SELECTED TEXT =>

<<<<

The DNA sequences of the primers and the sizes of PCR products are shown in Table 2. Fecal E. coli isolates were analyzed by multiplex PCR to detect virulence genes (stx₁, stx₂, eae, bfp, stII, and lt). Each multiplex PCR assay was performed in 50 µl of reaction mixture containing 1 mM deoxynucleoside triphosphate mix, 10 pmol of each primer, 1.5 mM MgCl₂, 1x reaction buffer (10 mM Tris-HCl, 50 mM KCl), 0.25 U of Taq DNA polymerase, and 3 µl of DNA as the template. The crude cell lysate used to obtain the DNA was obtained by boiling five colonies of the E. coli isolate for 20 min in 0.5% Triton X-100. The hot-start technique was used to prevent nonspecific amplification (40 µl of the reaction mixture was heated to 94°C for 5 min before Taq DNA polymerase was added [2 U in 10 µl of reaction mixture]). The samples were amplified for 35 cycles, and each cycle consisted of 1.5 min at 94°C, 1.5 min at 64°C, and 1.5 min at 72°C. The PCR products were separated by electrophoresis in 1.5% agarose gels and stained with ethidium bromide.

>>>>

MATERIAL SUPPLIED =>

<<<<

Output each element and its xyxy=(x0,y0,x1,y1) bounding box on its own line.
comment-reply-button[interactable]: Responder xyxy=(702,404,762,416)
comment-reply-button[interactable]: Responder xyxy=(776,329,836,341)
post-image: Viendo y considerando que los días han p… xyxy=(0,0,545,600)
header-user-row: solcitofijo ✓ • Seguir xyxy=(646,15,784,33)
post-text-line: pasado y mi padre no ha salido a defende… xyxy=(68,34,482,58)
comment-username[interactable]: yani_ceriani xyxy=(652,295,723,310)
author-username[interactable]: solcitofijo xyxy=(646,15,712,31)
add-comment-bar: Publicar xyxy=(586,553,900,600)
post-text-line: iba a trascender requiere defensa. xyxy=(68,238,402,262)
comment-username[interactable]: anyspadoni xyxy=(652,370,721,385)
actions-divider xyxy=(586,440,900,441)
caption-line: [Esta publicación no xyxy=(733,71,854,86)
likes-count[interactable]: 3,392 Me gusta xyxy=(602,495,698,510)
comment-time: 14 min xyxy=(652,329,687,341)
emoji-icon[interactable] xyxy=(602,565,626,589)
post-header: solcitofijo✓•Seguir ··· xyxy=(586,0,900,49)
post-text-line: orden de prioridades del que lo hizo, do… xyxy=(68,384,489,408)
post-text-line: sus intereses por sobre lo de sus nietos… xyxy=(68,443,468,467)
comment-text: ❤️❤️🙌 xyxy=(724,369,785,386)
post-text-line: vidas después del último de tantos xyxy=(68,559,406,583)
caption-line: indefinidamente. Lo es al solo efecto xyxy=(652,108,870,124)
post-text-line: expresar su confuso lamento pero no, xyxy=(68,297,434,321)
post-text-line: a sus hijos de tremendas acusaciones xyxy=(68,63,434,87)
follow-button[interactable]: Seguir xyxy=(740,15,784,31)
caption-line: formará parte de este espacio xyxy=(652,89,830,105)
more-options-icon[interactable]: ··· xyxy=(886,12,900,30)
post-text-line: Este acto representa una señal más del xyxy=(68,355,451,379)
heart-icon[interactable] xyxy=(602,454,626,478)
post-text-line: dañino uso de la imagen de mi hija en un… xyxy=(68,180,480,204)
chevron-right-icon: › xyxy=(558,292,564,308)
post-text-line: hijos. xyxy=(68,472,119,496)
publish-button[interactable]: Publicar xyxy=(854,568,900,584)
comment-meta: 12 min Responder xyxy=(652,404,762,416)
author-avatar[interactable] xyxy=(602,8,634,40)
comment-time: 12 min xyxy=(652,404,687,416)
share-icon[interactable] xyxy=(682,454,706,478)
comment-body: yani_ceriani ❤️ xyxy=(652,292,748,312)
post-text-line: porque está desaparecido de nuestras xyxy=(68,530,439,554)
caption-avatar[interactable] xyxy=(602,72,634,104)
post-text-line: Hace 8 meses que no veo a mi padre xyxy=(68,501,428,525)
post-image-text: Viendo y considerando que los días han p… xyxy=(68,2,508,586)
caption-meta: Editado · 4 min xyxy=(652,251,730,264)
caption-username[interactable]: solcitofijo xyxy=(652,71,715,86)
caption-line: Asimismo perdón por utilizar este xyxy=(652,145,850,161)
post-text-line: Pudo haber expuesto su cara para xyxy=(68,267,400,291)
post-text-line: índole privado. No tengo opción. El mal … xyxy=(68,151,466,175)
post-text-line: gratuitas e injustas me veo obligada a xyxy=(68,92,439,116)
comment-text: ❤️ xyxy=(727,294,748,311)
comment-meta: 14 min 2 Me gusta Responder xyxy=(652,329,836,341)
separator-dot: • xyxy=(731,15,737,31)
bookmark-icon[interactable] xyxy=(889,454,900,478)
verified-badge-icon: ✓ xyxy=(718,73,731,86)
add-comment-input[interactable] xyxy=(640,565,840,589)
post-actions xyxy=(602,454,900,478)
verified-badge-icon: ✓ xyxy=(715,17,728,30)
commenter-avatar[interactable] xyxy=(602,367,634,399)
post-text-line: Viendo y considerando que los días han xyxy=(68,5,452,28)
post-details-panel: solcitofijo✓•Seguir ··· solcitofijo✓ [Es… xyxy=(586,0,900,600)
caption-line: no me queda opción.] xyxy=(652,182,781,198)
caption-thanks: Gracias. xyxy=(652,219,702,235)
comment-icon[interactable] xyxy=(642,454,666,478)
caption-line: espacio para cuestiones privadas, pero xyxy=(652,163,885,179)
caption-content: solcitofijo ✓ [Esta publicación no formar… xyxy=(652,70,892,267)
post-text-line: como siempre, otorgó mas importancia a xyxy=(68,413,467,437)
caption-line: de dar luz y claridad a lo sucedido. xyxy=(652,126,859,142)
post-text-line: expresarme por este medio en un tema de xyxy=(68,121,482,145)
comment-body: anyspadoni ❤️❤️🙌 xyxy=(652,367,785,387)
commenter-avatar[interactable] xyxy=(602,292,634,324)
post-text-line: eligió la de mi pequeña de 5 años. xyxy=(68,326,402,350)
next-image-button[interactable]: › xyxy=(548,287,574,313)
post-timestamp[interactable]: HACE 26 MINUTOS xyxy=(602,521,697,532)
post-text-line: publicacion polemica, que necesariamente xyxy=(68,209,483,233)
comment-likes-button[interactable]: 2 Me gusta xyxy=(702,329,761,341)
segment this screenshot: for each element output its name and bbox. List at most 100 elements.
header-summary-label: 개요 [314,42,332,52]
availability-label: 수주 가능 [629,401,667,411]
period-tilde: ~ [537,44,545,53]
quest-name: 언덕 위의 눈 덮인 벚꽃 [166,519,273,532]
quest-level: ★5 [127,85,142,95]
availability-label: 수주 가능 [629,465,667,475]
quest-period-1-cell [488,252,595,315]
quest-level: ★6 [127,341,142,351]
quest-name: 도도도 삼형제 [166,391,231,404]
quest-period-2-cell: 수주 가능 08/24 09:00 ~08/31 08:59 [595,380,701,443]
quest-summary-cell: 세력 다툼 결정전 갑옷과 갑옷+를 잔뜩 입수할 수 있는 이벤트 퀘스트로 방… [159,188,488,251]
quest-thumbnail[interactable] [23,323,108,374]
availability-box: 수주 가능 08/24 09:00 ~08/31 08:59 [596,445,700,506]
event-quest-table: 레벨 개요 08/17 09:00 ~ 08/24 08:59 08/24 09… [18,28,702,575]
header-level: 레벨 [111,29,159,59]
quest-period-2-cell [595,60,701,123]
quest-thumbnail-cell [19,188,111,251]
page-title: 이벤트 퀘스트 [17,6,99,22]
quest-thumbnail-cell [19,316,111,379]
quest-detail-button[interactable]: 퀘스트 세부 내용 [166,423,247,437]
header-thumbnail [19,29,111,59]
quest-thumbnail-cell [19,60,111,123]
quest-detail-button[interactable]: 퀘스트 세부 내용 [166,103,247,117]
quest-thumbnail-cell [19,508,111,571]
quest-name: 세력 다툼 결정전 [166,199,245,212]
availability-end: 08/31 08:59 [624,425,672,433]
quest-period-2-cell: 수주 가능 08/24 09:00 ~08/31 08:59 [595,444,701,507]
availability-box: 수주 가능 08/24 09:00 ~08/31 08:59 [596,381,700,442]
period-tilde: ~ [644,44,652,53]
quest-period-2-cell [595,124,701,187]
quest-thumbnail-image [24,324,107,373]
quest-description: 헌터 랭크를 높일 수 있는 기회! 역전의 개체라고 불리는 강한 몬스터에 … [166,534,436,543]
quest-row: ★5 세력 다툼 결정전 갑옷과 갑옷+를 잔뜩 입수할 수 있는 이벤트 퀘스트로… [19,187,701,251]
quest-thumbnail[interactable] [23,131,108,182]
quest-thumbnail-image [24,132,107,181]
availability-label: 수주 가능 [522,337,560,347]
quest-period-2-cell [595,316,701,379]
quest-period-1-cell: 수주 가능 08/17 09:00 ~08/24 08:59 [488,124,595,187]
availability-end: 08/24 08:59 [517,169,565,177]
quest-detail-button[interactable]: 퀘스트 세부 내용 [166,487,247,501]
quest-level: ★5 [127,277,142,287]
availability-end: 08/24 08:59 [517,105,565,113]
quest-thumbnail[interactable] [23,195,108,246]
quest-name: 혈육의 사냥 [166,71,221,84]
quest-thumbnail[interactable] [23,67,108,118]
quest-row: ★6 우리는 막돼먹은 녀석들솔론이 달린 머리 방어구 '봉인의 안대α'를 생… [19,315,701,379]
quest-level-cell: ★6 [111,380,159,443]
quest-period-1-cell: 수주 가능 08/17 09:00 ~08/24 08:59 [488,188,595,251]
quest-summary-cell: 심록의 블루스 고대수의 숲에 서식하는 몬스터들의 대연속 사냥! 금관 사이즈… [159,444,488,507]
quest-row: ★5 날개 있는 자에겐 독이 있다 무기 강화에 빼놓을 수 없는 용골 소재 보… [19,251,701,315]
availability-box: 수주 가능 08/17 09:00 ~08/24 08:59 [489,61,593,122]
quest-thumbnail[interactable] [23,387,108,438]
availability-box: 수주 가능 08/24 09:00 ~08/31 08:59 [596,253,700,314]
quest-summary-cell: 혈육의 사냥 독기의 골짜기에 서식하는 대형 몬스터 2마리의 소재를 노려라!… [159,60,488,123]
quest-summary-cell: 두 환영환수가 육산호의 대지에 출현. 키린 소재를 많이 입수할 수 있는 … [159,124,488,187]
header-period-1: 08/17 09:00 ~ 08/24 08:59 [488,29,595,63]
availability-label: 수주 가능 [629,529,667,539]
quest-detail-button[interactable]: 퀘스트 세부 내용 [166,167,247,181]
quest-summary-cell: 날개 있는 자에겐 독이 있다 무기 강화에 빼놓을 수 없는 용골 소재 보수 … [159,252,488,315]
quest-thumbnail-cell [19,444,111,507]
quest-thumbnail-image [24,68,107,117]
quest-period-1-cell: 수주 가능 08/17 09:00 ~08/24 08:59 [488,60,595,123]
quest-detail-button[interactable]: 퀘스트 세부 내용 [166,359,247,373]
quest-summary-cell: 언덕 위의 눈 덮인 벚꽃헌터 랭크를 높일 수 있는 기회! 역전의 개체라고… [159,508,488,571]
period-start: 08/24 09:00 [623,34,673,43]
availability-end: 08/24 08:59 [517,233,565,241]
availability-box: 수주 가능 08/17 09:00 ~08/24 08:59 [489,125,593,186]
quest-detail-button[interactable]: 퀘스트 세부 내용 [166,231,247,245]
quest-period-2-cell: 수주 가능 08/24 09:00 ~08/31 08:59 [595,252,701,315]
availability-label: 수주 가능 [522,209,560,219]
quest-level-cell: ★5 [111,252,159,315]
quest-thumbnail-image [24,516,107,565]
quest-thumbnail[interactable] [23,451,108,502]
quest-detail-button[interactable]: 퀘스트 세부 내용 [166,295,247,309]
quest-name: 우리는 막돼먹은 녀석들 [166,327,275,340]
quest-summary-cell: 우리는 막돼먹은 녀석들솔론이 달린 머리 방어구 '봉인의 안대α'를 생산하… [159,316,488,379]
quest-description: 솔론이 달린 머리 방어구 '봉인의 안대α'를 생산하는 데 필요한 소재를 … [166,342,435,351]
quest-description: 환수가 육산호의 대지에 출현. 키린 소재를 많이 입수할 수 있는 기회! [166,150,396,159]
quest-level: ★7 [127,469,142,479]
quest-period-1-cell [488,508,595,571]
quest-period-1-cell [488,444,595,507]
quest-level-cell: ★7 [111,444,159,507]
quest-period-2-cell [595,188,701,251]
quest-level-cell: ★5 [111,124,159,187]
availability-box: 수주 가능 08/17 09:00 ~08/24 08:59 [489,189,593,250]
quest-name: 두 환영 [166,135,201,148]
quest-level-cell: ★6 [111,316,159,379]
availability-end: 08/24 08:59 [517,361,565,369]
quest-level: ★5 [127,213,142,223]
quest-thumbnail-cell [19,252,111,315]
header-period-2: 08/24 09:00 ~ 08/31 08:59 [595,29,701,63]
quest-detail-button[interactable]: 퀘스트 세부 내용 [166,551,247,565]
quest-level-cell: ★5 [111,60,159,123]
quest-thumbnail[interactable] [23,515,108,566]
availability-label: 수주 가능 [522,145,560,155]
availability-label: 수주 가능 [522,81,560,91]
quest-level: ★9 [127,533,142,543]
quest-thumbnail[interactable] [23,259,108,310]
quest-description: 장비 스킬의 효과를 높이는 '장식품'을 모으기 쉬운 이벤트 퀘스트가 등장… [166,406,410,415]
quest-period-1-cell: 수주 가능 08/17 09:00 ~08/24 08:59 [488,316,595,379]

>>>>

WORK REQUIRED =>
Please list every virulence gene that the PCR methods text says the multiplex PCR was used to detect.

YOUR SOLUTION =>
stx₁, stx₂, eae, bfp, stII, lt